PROBLEM: You are to retype all of the data exactly as it appears.

* begin *

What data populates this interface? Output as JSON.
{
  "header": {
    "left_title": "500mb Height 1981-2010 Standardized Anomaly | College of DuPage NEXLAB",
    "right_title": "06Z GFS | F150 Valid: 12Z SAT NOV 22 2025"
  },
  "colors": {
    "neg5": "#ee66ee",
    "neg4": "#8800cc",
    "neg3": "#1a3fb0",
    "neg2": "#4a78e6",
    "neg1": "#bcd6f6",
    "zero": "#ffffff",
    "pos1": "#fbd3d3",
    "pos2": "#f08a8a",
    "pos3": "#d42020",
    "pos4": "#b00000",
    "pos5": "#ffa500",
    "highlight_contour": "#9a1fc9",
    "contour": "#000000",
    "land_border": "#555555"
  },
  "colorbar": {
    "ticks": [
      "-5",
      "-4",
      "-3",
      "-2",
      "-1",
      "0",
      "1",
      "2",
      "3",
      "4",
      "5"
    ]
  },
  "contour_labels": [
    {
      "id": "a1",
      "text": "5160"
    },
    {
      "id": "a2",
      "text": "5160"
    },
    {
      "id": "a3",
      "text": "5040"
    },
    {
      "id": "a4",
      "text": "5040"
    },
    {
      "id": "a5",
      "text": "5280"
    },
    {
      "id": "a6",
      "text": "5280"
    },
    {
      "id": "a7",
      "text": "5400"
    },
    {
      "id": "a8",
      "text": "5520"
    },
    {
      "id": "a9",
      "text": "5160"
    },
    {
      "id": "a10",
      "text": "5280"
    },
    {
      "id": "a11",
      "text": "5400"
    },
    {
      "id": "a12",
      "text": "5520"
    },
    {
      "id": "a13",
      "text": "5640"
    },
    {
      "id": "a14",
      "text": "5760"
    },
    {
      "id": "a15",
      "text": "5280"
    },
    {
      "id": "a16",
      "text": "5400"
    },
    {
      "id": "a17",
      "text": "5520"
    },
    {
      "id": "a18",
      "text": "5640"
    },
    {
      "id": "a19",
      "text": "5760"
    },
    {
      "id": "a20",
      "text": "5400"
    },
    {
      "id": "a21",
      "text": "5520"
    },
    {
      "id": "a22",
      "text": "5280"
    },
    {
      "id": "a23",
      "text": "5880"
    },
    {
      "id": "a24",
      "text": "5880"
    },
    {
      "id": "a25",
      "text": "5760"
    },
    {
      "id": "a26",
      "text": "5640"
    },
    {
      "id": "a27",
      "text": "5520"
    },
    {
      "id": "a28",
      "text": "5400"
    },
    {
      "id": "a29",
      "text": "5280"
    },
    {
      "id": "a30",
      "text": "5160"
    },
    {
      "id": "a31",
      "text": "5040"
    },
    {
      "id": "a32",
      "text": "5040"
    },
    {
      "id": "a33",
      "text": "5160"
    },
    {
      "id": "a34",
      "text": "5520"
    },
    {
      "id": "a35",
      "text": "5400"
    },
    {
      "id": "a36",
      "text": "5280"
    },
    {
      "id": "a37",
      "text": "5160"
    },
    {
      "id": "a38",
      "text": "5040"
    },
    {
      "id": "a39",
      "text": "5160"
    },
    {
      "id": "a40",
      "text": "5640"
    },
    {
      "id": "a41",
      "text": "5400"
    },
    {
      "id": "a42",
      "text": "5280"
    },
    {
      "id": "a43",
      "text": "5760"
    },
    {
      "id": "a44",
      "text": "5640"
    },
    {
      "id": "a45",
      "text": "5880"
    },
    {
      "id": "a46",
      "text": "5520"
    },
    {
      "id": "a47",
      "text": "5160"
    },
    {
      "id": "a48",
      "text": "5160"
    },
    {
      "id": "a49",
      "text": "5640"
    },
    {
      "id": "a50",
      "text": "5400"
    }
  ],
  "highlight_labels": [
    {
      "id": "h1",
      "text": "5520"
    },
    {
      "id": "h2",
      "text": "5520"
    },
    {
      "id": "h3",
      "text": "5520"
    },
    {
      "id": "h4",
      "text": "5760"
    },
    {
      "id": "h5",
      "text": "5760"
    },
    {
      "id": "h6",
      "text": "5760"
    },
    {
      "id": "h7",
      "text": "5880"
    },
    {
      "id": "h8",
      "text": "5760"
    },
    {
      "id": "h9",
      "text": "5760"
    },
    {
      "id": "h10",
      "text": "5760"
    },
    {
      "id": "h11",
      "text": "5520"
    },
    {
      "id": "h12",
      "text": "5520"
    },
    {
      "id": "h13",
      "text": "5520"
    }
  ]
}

* end *

RESULT BELOW:
What data populates this interface? Output as JSON.
{
  "header": {
    "left_title": "500mb Height 1981-2010 Standardized Anomaly | College of DuPage NEXLAB",
    "right_title": "06Z GFS | F150 Valid: 12Z SAT NOV 22 2025"
  },
  "colors": {
    "neg5": "#ee66ee",
    "neg4": "#8800cc",
    "neg3": "#1a3fb0",
    "neg2": "#4a78e6",
    "neg1": "#bcd6f6",
    "zero": "#ffffff",
    "pos1": "#fbd3d3",
    "pos2": "#f08a8a",
    "pos3": "#d42020",
    "pos4": "#b00000",
    "pos5": "#ffa500",
    "highlight_contour": "#9a1fc9",
    "contour": "#000000",
    "land_border": "#555555"
  },
  "colorbar": {
    "ticks": [
      "-5",
      "-4",
      "-3",
      "-2",
      "-1",
      "0",
      "1",
      "2",
      "3",
      "4",
      "5"
    ]
  },
  "contour_labels": [
    {
      "id": "a1",
      "text": "5160"
    },
    {
      "id": "a2",
      "text": "5160"
    },
    {
      "id": "a3",
      "text": "5040"
    },
    {
      "id": "a4",
      "text": "5040"
    },
    {
      "id": "a5",
      "text": "5280"
    },
    {
      "id": "a6",
      "text": "5280"
    },
    {
      "id": "a7",
      "text": "5400"
    },
    {
      "id": "a8",
      "text": "5520"
    },
    {
      "id": "a9",
      "text": "5160"
    },
    {
      "id": "a10",
      "text": "5280"
    },
    {
      "id": "a11",
      "text": "5400"
    },
    {
      "id": "a12",
      "text": "5520"
    },
    {
      "id": "a13",
      "text": "5640"
    },
    {
      "id": "a14",
      "text": "5760"
    },
    {
      "id": "a15",
      "text": "5280"
    },
    {
      "id": "a16",
      "text": "5400"
    },
    {
      "id": "a17",
      "text": "5520"
    },
    {
      "id": "a18",
      "text": "5640"
    },
    {
      "id": "a19",
      "text": "5760"
    },
    {
      "id": "a20",
      "text": "5400"
    },
    {
      "id": "a21",
      "text": "5520"
    },
    {
      "id": "a22",
      "text": "5280"
    },
    {
      "id": "a23",
      "text": "5880"
    },
    {
      "id": "a24",
      "text": "5880"
    },
    {
      "id": "a25",
      "text": "5760"
    },
    {
      "id": "a26",
      "text": "5640"
    },
    {
      "id": "a27",
      "text": "5520"
    },
    {
      "id": "a28",
      "text": "5400"
    },
    {
      "id": "a29",
      "text": "5280"
    },
    {
      "id": "a30",
      "text": "5160"
    },
    {
      "id": "a31",
      "text": "5040"
    },
    {
      "id": "a32",
      "text": "5040"
    },
    {
      "id": "a33",
      "text": "5160"
    },
    {
      "id": "a34",
      "text": "5520"
    },
    {
      "id": "a35",
      "text": "5400"
    },
    {
      "id": "a36",
      "text": "5280"
    },
    {
      "id": "a37",
      "text": "5160"
    },
    {
      "id": "a38",
      "text": "5040"
    },
    {
      "id": "a39",
      "text": "5160"
    },
    {
      "id": "a40",
      "text": "5640"
    },
    {
      "id": "a41",
      "text": "5400"
    },
    {
      "id": "a42",
      "text": "5280"
    },
    {
      "id": "a43",
      "text": "5760"
    },
    {
      "id": "a44",
      "text": "5640"
    },
    {
      "id": "a45",
      "text": "5880"
    },
    {
      "id": "a46",
      "text": "5520"
    },
    {
      "id": "a47",
      "text": "5160"
    },
    {
      "id": "a48",
      "text": "5160"
    },
    {
      "id": "a49",
      "text": "5640"
    },
    {
      "id": "a50",
      "text": "5400"
    }
  ],
  "highlight_labels": [
    {
      "id": "h1",
      "text": "5520"
    },
    {
      "id": "h2",
      "text": "5520"
    },
    {
      "id": "h3",
      "text": "5520"
    },
    {
      "id": "h4",
      "text": "5760"
    },
    {
      "id": "h5",
      "text": "5760"
    },
    {
      "id": "h6",
      "text": "5760"
    },
    {
      "id": "h7",
      "text": "5880"
    },
    {
      "id": "h8",
      "text": "5760"
    },
    {
      "id": "h9",
      "text": "5760"
    },
    {
      "id": "h10",
      "text": "5760"
    },
    {
      "id": "h11",
      "text": "5520"
    },
    {
      "id": "h12",
      "text": "5520"
    },
    {
      "id": "h13",
      "text": "5520"
    }
  ]
}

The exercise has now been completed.